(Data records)
+===+

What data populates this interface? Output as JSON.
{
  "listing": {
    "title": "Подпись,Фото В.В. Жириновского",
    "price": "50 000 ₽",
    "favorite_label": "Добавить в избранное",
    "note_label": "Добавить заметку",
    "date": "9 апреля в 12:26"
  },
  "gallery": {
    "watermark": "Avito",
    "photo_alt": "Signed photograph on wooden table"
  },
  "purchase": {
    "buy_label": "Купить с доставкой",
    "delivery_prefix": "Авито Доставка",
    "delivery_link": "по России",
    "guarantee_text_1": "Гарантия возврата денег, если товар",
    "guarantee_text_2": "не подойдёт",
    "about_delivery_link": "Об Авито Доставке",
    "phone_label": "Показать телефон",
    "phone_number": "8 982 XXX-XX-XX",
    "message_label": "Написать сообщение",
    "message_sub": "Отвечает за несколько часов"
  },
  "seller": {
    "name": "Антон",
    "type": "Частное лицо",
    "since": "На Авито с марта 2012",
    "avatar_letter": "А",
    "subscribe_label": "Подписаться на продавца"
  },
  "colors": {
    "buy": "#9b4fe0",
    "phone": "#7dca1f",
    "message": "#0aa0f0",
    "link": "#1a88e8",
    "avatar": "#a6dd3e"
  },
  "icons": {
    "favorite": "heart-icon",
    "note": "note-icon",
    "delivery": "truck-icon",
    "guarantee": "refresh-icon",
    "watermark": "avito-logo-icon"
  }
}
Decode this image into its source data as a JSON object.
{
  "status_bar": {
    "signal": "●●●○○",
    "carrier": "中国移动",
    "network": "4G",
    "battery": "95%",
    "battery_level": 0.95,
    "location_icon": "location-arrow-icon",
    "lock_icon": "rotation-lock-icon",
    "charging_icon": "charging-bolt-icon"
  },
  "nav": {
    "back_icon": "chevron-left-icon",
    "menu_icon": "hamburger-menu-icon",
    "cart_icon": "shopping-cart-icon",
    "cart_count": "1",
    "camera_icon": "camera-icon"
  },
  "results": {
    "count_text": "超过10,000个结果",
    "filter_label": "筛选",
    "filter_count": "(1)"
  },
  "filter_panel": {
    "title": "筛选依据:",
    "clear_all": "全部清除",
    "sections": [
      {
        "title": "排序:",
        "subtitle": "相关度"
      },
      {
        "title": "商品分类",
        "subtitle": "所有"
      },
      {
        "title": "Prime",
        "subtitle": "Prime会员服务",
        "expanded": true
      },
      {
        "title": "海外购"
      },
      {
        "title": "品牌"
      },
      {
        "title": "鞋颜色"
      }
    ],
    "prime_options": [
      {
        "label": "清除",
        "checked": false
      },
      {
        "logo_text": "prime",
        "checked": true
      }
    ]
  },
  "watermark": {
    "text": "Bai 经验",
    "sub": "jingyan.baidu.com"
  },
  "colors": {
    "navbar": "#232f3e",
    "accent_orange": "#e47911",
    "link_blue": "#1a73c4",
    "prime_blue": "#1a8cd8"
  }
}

+===+

Exercise description
Reproduce the lines of the entries above exactly, but only from the line containing "Decode this image" through the final line.

Written response
Decode this image into its source data as a JSON object.
{
  "status_bar": {
    "signal": "●●●○○",
    "carrier": "中国移动",
    "network": "4G",
    "battery": "95%",
    "battery_level": 0.95,
    "location_icon": "location-arrow-icon",
    "lock_icon": "rotation-lock-icon",
    "charging_icon": "charging-bolt-icon"
  },
  "nav": {
    "back_icon": "chevron-left-icon",
    "menu_icon": "hamburger-menu-icon",
    "cart_icon": "shopping-cart-icon",
    "cart_count": "1",
    "camera_icon": "camera-icon"
  },
  "results": {
    "count_text": "超过10,000个结果",
    "filter_label": "筛选",
    "filter_count": "(1)"
  },
  "filter_panel": {
    "title": "筛选依据:",
    "clear_all": "全部清除",
    "sections": [
      {
        "title": "排序:",
        "subtitle": "相关度"
      },
      {
        "title": "商品分类",
        "subtitle": "所有"
      },
      {
        "title": "Prime",
        "subtitle": "Prime会员服务",
        "expanded": true
      },
      {
        "title": "海外购"
      },
      {
        "title": "品牌"
      },
      {
        "title": "鞋颜色"
      }
    ],
    "prime_options": [
      {
        "label": "清除",
        "checked": false
      },
      {
        "logo_text": "prime",
        "checked": true
      }
    ]
  },
  "watermark": {
    "text": "Bai 经验",
    "sub": "jingyan.baidu.com"
  },
  "colors": {
    "navbar": "#232f3e",
    "accent_orange": "#e47911",
    "link_blue": "#1a73c4",
    "prime_blue": "#1a8cd8"
  }
}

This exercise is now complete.